▸ AIM OF THE EXERCISE
Return every line below in which "xlabel" appears.

▸ DATASET
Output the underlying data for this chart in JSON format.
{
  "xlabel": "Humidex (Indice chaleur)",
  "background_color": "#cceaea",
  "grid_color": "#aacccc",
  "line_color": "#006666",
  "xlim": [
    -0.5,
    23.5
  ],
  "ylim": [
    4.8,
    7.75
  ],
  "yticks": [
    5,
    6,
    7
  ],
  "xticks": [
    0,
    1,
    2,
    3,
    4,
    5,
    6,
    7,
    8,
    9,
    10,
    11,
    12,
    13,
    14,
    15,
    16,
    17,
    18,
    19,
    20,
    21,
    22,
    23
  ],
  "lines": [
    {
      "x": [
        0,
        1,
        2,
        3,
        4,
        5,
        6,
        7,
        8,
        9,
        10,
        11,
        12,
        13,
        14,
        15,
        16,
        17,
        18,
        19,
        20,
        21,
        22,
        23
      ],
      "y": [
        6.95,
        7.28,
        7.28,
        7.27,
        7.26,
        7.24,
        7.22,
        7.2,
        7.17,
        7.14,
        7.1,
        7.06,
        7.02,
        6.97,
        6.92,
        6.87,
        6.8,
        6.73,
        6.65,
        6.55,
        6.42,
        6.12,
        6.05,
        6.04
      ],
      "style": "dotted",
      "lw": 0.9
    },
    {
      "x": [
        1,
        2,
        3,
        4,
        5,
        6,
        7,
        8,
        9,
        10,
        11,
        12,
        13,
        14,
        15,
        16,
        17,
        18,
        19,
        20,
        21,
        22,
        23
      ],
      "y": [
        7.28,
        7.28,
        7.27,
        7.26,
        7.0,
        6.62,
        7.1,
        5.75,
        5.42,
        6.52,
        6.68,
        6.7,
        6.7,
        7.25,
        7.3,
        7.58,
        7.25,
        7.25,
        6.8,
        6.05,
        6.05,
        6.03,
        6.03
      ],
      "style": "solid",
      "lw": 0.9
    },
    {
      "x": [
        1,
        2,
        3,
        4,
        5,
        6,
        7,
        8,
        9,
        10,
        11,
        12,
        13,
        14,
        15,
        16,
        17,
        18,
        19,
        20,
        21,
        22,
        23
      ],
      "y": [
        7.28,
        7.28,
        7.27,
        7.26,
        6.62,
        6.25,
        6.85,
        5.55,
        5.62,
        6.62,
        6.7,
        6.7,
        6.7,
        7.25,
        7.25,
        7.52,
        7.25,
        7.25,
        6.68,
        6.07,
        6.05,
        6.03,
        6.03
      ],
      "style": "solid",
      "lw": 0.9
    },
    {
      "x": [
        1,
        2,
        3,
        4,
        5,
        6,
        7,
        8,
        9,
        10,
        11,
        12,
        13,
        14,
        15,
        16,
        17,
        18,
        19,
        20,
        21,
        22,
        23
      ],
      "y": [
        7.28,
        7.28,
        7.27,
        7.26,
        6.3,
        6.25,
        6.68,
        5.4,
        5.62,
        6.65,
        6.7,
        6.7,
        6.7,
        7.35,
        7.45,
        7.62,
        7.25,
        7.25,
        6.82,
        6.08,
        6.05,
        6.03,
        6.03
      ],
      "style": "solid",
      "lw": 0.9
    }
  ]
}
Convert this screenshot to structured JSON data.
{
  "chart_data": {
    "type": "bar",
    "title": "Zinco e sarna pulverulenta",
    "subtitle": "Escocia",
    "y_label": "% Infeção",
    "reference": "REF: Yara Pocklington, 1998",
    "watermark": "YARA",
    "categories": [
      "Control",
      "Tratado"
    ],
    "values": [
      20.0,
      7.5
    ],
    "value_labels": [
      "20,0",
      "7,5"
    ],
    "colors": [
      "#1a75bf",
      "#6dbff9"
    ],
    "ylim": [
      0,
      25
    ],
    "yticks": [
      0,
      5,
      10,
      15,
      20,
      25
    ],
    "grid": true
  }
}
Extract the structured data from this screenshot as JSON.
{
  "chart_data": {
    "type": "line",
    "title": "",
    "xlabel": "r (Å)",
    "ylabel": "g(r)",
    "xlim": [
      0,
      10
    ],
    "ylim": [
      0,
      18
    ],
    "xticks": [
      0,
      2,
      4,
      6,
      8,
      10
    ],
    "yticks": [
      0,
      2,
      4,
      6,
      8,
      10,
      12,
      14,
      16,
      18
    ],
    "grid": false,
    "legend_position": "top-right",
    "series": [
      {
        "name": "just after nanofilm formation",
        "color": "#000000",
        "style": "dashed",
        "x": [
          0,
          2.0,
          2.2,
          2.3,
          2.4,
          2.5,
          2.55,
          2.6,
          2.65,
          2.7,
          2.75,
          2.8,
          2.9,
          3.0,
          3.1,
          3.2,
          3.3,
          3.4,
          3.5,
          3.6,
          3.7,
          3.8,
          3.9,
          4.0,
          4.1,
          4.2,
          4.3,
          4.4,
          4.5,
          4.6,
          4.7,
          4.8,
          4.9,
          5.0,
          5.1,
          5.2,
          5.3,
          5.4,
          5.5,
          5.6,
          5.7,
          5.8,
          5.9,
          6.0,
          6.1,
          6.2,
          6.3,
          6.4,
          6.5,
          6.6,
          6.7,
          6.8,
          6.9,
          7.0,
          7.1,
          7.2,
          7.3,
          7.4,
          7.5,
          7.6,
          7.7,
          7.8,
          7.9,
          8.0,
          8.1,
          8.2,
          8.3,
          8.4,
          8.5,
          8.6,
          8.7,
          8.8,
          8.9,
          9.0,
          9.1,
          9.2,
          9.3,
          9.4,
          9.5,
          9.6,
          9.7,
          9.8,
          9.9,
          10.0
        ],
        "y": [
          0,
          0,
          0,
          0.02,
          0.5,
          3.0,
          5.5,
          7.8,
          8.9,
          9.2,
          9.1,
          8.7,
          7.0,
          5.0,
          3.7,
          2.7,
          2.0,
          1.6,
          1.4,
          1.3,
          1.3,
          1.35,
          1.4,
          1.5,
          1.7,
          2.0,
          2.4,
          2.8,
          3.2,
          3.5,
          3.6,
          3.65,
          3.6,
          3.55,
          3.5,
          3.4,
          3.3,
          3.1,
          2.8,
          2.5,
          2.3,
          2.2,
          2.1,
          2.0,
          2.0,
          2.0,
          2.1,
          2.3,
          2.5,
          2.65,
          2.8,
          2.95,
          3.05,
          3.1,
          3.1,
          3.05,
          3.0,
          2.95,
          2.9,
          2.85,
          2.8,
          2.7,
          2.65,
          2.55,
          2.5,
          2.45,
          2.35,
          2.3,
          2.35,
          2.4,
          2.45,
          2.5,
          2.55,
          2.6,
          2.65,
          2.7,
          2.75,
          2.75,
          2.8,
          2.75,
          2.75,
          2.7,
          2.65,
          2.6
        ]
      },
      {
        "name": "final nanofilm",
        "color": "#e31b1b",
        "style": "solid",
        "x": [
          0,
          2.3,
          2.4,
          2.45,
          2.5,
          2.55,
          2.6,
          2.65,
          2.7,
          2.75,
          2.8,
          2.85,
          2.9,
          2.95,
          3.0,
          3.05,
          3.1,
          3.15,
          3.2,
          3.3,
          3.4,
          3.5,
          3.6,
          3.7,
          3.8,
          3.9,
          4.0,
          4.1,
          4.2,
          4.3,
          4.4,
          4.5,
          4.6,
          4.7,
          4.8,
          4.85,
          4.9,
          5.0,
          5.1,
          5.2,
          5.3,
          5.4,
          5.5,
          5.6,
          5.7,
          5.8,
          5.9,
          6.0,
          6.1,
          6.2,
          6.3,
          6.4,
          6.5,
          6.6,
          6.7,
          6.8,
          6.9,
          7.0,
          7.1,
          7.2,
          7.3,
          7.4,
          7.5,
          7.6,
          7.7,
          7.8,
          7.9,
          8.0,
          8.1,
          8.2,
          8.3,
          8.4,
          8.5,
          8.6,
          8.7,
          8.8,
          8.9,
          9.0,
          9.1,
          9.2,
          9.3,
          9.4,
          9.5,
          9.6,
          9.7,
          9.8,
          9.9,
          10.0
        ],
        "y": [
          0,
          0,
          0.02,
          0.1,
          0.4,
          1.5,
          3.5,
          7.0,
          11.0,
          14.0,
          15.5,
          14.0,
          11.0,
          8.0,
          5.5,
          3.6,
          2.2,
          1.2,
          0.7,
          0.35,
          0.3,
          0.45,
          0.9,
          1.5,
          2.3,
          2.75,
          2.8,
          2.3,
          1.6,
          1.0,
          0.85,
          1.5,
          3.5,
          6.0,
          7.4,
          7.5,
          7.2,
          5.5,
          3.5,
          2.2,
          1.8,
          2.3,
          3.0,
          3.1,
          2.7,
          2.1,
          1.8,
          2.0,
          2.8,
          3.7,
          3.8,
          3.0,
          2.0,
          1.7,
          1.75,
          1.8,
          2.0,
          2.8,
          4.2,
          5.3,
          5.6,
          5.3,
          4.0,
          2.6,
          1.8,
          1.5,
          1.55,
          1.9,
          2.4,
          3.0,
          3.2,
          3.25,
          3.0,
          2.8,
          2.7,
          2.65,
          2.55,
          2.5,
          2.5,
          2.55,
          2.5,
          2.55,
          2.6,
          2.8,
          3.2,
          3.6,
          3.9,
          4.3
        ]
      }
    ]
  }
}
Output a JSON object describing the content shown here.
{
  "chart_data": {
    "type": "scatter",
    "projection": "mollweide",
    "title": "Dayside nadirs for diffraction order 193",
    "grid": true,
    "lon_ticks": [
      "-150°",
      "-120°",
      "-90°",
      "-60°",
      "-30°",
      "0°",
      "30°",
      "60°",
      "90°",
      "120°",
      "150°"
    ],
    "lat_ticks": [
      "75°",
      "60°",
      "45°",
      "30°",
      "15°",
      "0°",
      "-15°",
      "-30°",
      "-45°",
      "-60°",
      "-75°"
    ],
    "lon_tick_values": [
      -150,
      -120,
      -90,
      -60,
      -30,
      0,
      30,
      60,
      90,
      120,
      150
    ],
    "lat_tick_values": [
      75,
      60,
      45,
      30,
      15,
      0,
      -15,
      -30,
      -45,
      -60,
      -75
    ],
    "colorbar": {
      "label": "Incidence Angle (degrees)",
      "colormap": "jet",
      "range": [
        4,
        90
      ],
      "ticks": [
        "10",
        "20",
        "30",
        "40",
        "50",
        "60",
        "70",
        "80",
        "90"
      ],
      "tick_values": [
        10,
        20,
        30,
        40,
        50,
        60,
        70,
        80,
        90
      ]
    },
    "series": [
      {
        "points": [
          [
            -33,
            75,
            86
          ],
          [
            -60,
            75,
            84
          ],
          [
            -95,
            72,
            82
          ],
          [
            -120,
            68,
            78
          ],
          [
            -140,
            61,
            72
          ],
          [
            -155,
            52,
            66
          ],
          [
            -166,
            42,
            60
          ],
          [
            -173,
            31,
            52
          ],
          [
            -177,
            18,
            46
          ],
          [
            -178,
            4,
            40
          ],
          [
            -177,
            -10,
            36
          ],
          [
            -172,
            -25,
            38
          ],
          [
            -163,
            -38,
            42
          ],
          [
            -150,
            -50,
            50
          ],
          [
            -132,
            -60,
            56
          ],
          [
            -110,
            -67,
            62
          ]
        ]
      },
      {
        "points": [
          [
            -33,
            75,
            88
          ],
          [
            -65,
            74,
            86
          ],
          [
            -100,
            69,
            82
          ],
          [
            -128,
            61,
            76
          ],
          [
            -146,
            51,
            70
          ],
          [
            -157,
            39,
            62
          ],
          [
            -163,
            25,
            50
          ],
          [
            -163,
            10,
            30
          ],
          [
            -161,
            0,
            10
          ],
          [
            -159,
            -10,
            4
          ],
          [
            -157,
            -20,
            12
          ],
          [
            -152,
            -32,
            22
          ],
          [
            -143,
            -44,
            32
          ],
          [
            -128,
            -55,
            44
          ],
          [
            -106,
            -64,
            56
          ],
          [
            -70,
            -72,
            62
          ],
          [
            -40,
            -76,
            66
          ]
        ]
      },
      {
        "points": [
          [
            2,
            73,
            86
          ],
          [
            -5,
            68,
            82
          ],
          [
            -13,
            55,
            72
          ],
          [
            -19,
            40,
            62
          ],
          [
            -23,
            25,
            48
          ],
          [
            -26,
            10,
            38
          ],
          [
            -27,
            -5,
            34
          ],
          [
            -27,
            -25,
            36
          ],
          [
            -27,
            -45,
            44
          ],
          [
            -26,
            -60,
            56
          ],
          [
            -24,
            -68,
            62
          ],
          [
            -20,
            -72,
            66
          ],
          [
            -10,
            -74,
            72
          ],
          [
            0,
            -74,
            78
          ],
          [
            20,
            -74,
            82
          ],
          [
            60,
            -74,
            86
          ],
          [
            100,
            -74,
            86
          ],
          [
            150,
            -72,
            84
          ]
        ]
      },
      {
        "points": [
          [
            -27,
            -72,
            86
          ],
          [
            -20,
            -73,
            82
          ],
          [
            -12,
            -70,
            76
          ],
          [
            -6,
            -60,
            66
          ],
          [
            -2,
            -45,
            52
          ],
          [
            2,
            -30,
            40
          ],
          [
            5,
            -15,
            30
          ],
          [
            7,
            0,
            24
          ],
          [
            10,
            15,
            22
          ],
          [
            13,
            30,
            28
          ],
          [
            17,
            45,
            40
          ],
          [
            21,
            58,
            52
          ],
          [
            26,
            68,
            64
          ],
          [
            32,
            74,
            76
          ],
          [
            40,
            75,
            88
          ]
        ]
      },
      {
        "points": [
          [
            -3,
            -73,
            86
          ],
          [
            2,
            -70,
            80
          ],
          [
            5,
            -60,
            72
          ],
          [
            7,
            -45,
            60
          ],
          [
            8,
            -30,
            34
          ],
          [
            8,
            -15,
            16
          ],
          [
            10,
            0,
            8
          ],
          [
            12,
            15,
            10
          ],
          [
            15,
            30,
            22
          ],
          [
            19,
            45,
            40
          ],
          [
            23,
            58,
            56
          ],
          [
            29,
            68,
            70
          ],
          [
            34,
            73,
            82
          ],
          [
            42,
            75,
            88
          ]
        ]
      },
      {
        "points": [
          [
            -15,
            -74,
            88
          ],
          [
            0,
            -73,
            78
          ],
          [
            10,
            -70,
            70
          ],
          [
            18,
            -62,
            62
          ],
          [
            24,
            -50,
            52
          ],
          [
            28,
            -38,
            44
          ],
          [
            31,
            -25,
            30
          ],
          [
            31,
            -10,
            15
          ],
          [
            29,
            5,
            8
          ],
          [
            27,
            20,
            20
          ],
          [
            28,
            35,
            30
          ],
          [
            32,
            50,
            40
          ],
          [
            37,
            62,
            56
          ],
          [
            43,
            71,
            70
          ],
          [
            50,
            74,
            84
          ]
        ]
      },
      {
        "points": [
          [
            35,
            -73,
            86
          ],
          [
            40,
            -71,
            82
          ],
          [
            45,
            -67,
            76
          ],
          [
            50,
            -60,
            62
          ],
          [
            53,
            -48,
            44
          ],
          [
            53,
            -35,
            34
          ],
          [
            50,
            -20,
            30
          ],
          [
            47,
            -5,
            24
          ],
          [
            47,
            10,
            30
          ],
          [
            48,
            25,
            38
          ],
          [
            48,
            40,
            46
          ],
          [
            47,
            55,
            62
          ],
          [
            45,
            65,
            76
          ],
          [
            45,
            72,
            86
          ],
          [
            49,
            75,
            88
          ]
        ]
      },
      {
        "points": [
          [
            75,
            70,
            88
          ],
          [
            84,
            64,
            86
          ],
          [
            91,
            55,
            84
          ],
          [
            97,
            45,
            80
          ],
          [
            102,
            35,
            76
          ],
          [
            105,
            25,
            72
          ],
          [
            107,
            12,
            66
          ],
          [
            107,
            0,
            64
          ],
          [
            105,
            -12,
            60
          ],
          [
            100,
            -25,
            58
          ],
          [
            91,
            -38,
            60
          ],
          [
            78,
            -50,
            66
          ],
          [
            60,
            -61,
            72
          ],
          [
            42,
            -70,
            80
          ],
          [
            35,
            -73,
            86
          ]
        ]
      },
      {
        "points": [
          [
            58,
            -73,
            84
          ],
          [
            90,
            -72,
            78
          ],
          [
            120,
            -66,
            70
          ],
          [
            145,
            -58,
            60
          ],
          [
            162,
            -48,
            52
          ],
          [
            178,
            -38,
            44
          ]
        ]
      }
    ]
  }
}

▸ FULL RESPONSE
  "xlabel": "Humidex (Indice chaleur)",
    "xlabel": "r (Å)",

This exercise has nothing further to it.